▸ Exercise description: Output the entries below exactly as written, omitting pictures.

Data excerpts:
-- Begin --

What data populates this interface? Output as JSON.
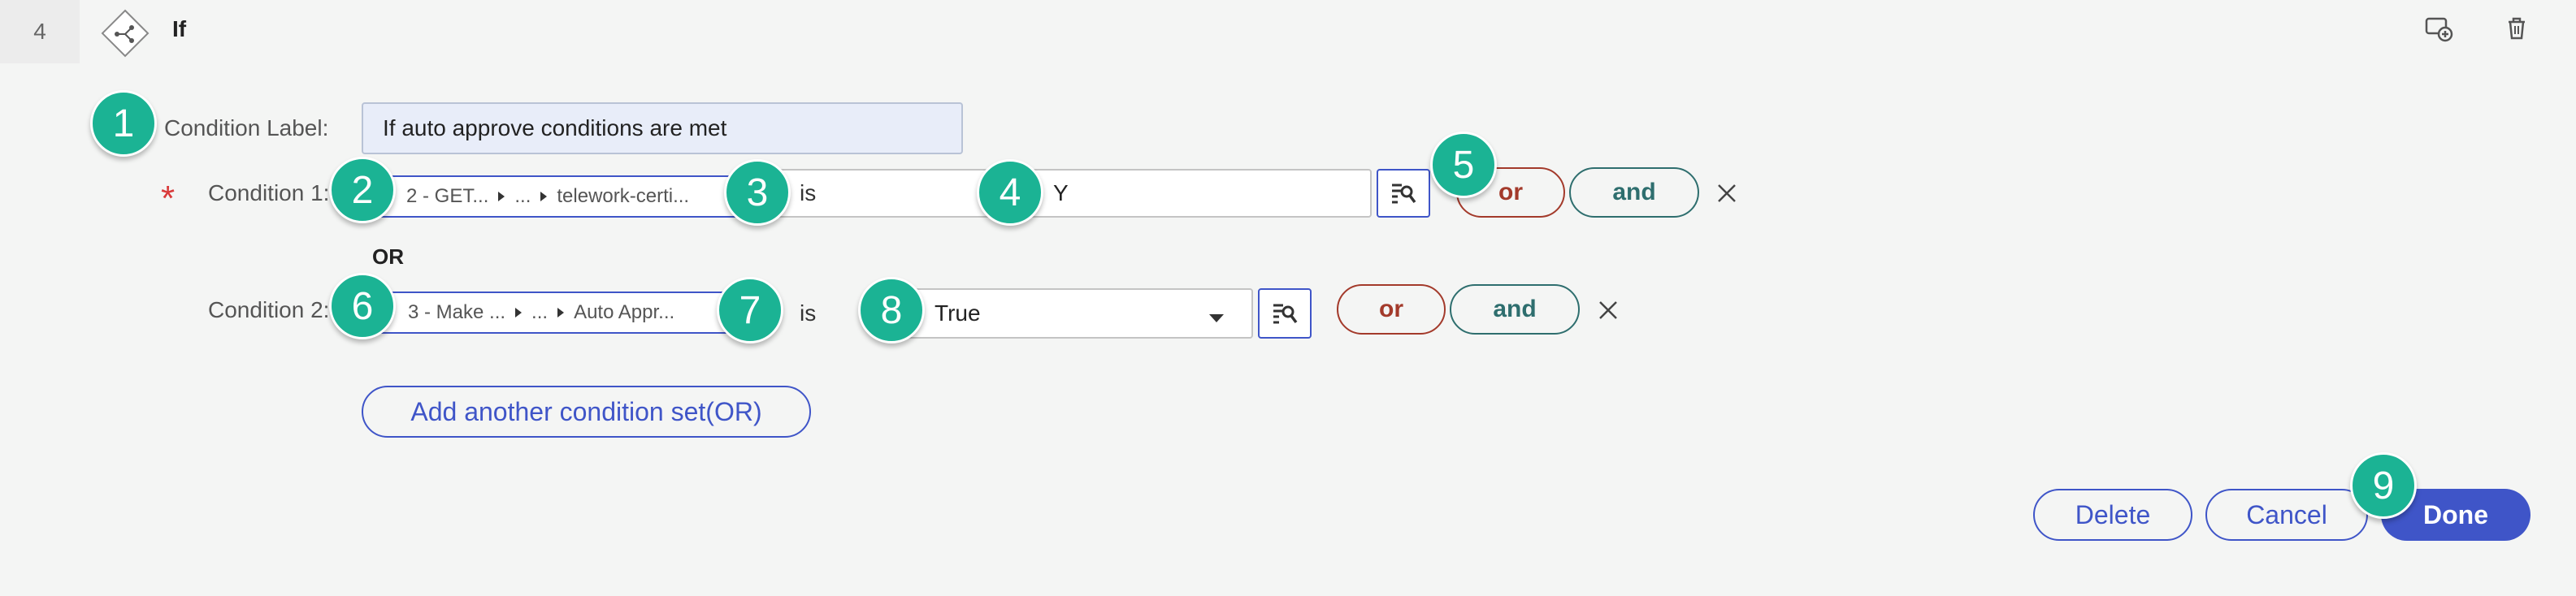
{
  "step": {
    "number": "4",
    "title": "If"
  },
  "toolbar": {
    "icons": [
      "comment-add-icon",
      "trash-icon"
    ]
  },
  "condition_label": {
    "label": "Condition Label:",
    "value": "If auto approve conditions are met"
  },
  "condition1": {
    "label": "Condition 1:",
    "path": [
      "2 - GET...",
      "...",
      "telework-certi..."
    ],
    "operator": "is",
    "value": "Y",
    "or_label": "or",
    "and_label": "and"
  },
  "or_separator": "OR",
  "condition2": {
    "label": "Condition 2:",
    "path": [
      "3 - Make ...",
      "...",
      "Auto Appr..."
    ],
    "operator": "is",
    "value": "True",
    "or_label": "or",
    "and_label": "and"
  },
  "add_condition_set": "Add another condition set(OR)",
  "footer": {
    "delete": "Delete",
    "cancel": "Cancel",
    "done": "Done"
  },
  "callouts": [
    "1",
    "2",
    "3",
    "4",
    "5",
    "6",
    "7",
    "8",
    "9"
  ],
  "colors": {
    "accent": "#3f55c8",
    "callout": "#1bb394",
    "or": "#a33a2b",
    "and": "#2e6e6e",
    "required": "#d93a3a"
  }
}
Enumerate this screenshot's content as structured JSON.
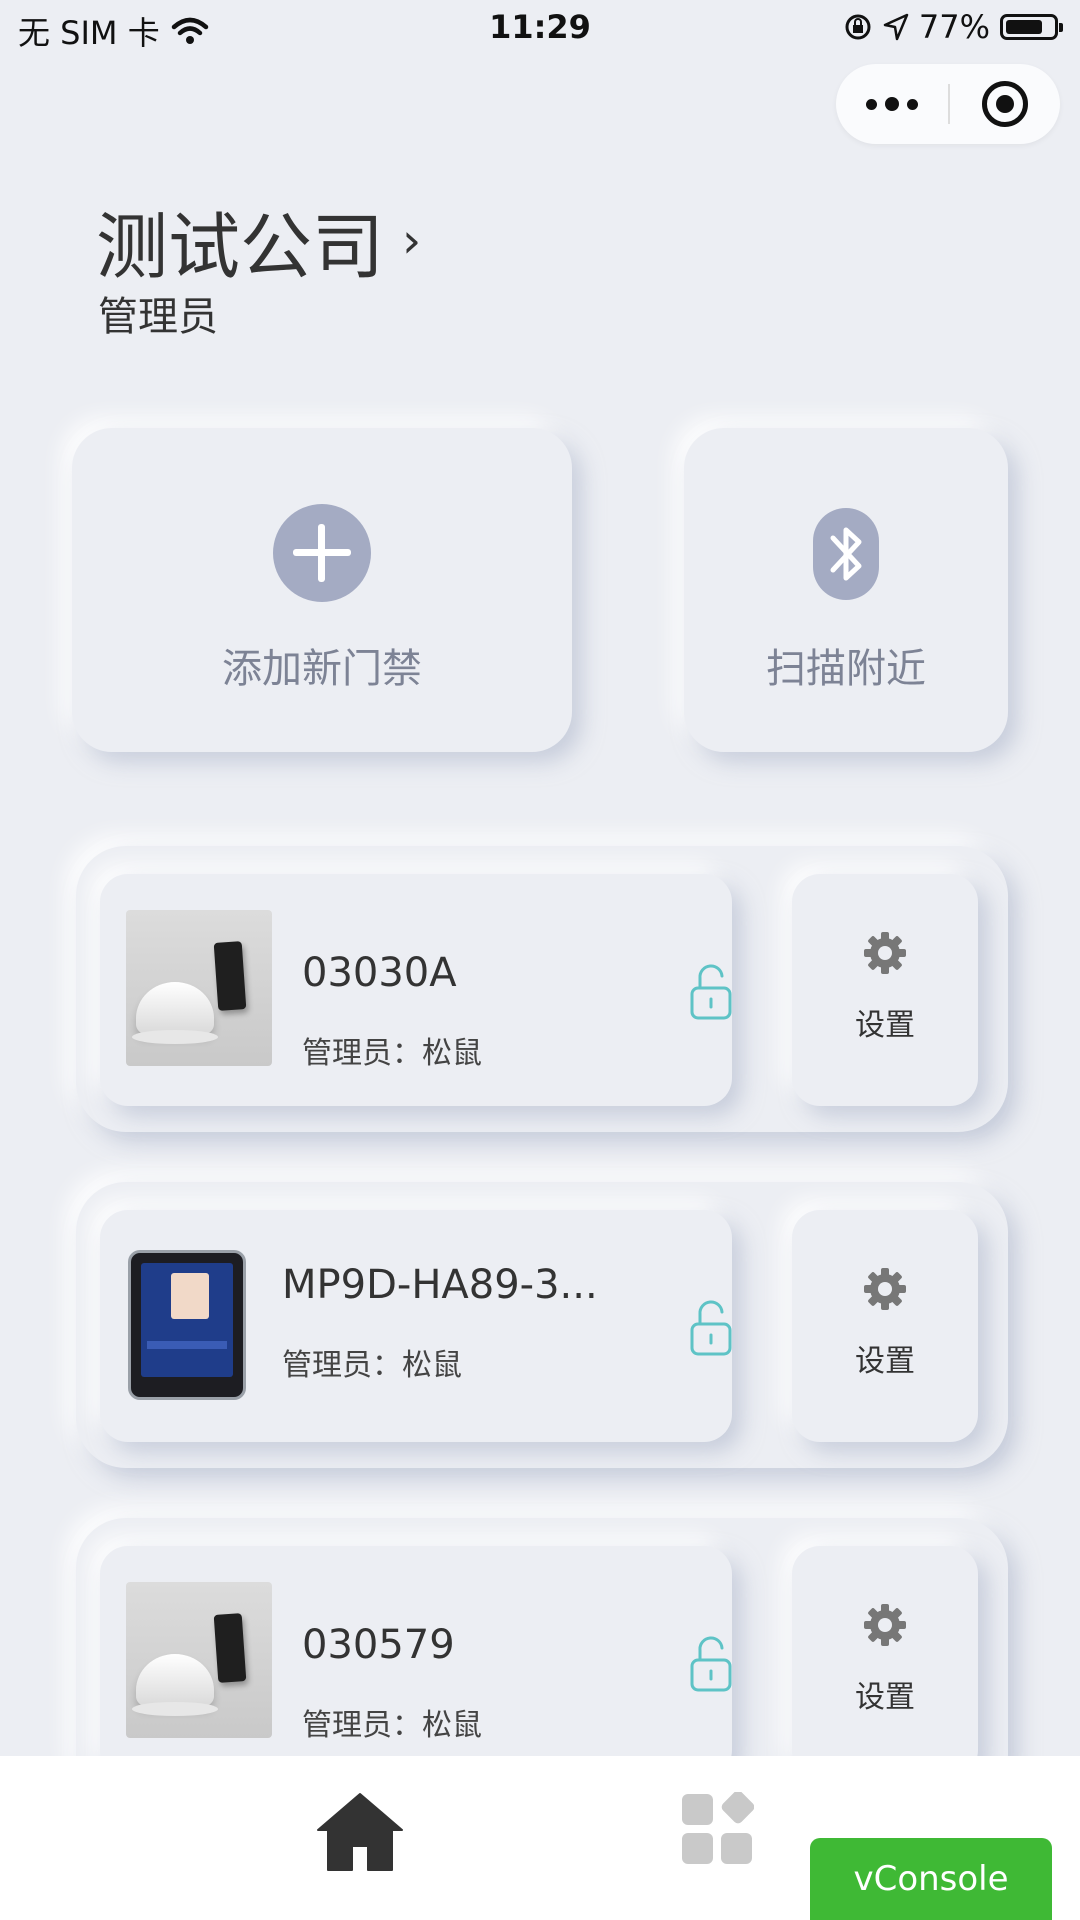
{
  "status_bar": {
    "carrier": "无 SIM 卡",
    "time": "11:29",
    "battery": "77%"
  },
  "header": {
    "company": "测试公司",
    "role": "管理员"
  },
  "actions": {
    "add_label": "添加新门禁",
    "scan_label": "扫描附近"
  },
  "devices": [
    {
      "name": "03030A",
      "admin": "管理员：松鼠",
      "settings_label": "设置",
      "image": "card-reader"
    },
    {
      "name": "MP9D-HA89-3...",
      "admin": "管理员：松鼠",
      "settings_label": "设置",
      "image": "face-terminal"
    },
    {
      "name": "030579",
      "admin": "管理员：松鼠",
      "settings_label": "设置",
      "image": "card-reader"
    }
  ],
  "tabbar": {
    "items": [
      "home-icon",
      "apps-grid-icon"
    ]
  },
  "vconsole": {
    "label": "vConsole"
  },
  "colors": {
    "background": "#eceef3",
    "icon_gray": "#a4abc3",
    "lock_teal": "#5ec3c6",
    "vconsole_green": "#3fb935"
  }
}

-- End --

▸ Final result:
What data populates this interface? Output as JSON.
{
  "step": {
    "number": "4",
    "title": "If"
  },
  "toolbar": {
    "icons": [
      "comment-add-icon",
      "trash-icon"
    ]
  },
  "condition_label": {
    "label": "Condition Label:",
    "value": "If auto approve conditions are met"
  },
  "condition1": {
    "label": "Condition 1:",
    "path": [
      "2 - GET...",
      "...",
      "telework-certi..."
    ],
    "operator": "is",
    "value": "Y",
    "or_label": "or",
    "and_label": "and"
  },
  "or_separator": "OR",
  "condition2": {
    "label": "Condition 2:",
    "path": [
      "3 - Make ...",
      "...",
      "Auto Appr..."
    ],
    "operator": "is",
    "value": "True",
    "or_label": "or",
    "and_label": "and"
  },
  "add_condition_set": "Add another condition set(OR)",
  "footer": {
    "delete": "Delete",
    "cancel": "Cancel",
    "done": "Done"
  },
  "callouts": [
    "1",
    "2",
    "3",
    "4",
    "5",
    "6",
    "7",
    "8",
    "9"
  ],
  "colors": {
    "accent": "#3f55c8",
    "callout": "#1bb394",
    "or": "#a33a2b",
    "and": "#2e6e6e",
    "required": "#d93a3a"
  }
}
Enumerate this screenshot's content as structured JSON.
{
  "status_bar": {
    "carrier": "无 SIM 卡",
    "time": "11:29",
    "battery": "77%"
  },
  "header": {
    "company": "测试公司",
    "role": "管理员"
  },
  "actions": {
    "add_label": "添加新门禁",
    "scan_label": "扫描附近"
  },
  "devices": [
    {
      "name": "03030A",
      "admin": "管理员：松鼠",
      "settings_label": "设置",
      "image": "card-reader"
    },
    {
      "name": "MP9D-HA89-3...",
      "admin": "管理员：松鼠",
      "settings_label": "设置",
      "image": "face-terminal"
    },
    {
      "name": "030579",
      "admin": "管理员：松鼠",
      "settings_label": "设置",
      "image": "card-reader"
    }
  ],
  "tabbar": {
    "items": [
      "home-icon",
      "apps-grid-icon"
    ]
  },
  "vconsole": {
    "label": "vConsole"
  },
  "colors": {
    "background": "#eceef3",
    "icon_gray": "#a4abc3",
    "lock_teal": "#5ec3c6",
    "vconsole_green": "#3fb935"
  }
}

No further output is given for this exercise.